++++ INPUT MATERIAL

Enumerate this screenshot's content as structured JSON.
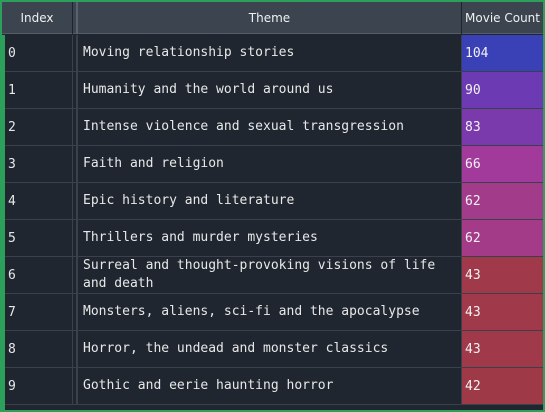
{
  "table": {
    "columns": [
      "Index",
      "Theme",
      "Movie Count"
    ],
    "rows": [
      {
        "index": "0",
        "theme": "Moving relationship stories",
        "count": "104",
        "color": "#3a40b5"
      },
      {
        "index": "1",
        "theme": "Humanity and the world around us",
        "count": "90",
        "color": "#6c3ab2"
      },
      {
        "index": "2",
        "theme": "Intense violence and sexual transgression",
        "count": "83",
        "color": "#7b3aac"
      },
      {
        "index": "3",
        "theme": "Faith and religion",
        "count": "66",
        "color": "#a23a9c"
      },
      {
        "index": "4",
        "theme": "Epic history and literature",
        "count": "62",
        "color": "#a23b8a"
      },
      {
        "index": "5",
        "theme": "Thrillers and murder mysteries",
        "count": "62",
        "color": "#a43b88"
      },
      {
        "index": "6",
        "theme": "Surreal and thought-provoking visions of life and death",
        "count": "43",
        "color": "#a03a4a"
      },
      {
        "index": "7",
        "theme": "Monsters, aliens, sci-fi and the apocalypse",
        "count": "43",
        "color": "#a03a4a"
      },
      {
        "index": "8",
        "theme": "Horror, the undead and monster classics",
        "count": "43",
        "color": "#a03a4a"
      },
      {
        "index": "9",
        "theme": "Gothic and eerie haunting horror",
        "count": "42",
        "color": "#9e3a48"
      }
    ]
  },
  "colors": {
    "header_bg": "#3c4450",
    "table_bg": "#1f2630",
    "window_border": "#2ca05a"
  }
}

++++++++

_DIRECTION_: Without including any pictures, output all the entries above exactly.

_RESULT FOR THIS TASK_:
Enumerate this screenshot's content as structured JSON.
{
  "table": {
    "columns": [
      "Index",
      "Theme",
      "Movie Count"
    ],
    "rows": [
      {
        "index": "0",
        "theme": "Moving relationship stories",
        "count": "104",
        "color": "#3a40b5"
      },
      {
        "index": "1",
        "theme": "Humanity and the world around us",
        "count": "90",
        "color": "#6c3ab2"
      },
      {
        "index": "2",
        "theme": "Intense violence and sexual transgression",
        "count": "83",
        "color": "#7b3aac"
      },
      {
        "index": "3",
        "theme": "Faith and religion",
        "count": "66",
        "color": "#a23a9c"
      },
      {
        "index": "4",
        "theme": "Epic history and literature",
        "count": "62",
        "color": "#a23b8a"
      },
      {
        "index": "5",
        "theme": "Thrillers and murder mysteries",
        "count": "62",
        "color": "#a43b88"
      },
      {
        "index": "6",
        "theme": "Surreal and thought-provoking visions of life and death",
        "count": "43",
        "color": "#a03a4a"
      },
      {
        "index": "7",
        "theme": "Monsters, aliens, sci-fi and the apocalypse",
        "count": "43",
        "color": "#a03a4a"
      },
      {
        "index": "8",
        "theme": "Horror, the undead and monster classics",
        "count": "43",
        "color": "#a03a4a"
      },
      {
        "index": "9",
        "theme": "Gothic and eerie haunting horror",
        "count": "42",
        "color": "#9e3a48"
      }
    ]
  },
  "colors": {
    "header_bg": "#3c4450",
    "table_bg": "#1f2630",
    "window_border": "#2ca05a"
  }
}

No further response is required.